Wherever the string "radial" shows up in a line, count that line. Give the total alone.

-- START OF Extracted data --

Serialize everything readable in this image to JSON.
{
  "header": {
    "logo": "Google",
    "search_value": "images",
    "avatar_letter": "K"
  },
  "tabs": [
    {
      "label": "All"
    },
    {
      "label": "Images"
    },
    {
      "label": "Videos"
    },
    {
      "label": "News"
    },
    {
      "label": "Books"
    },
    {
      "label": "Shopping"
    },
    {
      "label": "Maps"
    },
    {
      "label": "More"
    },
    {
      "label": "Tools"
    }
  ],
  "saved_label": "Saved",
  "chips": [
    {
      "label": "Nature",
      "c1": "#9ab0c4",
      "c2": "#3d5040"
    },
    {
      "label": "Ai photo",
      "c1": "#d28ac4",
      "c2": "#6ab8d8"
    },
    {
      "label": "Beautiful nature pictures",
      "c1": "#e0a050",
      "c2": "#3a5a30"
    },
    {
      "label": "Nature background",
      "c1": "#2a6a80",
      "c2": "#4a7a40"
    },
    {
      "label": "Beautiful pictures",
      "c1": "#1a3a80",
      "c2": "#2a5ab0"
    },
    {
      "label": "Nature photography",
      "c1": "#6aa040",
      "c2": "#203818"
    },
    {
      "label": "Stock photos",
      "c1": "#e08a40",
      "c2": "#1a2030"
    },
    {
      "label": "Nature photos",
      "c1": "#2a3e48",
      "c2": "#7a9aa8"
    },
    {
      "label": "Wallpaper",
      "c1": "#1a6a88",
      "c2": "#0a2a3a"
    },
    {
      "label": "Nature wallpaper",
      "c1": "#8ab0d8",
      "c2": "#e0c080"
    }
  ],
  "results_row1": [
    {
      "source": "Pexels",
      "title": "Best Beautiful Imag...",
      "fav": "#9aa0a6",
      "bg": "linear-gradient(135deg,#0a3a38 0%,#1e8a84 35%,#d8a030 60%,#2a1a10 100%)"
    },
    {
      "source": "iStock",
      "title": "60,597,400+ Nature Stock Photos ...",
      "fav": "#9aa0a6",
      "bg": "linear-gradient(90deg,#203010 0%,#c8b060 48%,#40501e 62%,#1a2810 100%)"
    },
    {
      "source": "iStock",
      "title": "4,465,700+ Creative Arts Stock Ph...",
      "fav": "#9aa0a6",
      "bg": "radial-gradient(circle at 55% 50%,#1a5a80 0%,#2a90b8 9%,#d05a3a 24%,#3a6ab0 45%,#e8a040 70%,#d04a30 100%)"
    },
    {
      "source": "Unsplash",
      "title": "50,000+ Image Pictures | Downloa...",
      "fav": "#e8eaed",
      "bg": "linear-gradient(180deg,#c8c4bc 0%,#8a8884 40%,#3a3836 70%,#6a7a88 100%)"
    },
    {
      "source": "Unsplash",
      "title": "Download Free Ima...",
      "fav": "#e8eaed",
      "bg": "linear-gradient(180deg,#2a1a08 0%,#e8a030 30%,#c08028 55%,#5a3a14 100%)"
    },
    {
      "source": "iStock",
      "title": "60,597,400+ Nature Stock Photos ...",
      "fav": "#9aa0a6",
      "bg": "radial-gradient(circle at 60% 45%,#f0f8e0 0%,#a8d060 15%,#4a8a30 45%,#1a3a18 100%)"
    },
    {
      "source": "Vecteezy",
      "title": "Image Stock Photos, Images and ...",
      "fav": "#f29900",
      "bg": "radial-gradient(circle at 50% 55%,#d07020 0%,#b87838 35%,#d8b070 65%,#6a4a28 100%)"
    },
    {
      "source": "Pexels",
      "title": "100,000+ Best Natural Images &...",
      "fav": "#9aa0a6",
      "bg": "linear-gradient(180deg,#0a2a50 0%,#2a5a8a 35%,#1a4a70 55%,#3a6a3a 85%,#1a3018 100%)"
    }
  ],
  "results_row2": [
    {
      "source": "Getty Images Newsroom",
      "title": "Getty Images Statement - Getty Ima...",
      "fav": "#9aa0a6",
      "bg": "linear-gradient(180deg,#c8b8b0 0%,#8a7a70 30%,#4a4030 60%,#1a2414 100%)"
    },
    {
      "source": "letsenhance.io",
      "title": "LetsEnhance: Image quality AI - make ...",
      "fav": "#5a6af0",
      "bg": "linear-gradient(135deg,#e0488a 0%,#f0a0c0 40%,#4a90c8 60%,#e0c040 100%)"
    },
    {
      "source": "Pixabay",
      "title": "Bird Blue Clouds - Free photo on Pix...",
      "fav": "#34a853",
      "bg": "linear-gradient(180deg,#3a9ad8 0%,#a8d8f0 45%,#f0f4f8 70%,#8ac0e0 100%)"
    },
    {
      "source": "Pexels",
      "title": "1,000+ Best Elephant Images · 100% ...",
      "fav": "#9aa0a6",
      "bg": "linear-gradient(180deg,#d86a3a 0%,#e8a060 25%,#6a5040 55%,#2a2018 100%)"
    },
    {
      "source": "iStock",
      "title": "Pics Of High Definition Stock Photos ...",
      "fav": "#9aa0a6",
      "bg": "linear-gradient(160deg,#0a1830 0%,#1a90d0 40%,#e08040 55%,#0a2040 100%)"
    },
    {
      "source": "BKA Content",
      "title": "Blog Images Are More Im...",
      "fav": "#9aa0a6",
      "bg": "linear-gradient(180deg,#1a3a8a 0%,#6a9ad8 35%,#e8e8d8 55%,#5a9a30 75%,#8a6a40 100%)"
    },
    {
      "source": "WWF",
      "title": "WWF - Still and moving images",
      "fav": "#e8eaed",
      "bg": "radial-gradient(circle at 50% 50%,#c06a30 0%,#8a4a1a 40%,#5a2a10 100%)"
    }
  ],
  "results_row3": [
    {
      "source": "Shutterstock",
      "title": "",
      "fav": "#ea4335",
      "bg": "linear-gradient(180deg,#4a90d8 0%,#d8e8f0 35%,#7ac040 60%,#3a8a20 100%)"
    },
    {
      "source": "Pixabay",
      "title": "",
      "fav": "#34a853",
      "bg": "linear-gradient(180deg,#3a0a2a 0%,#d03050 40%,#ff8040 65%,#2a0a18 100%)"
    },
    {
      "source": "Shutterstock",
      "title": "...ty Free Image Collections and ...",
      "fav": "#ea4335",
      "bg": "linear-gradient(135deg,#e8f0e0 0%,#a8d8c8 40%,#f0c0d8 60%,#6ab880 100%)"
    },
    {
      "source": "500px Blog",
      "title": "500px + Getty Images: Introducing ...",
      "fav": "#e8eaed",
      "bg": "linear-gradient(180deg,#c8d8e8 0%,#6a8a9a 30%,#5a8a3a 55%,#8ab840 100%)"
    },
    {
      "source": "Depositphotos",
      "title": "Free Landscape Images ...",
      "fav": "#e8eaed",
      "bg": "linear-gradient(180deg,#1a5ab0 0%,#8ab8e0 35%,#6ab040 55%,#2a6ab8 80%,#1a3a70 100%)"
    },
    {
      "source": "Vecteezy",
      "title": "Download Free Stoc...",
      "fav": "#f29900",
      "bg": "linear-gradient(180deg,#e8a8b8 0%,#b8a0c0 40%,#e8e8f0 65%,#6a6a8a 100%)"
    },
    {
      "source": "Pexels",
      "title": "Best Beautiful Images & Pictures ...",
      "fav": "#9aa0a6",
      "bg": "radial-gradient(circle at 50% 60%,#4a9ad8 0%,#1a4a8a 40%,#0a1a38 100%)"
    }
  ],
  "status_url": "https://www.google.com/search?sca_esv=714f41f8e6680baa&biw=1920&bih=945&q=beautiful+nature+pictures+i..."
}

-- END OF Extracted data --

• Answer
5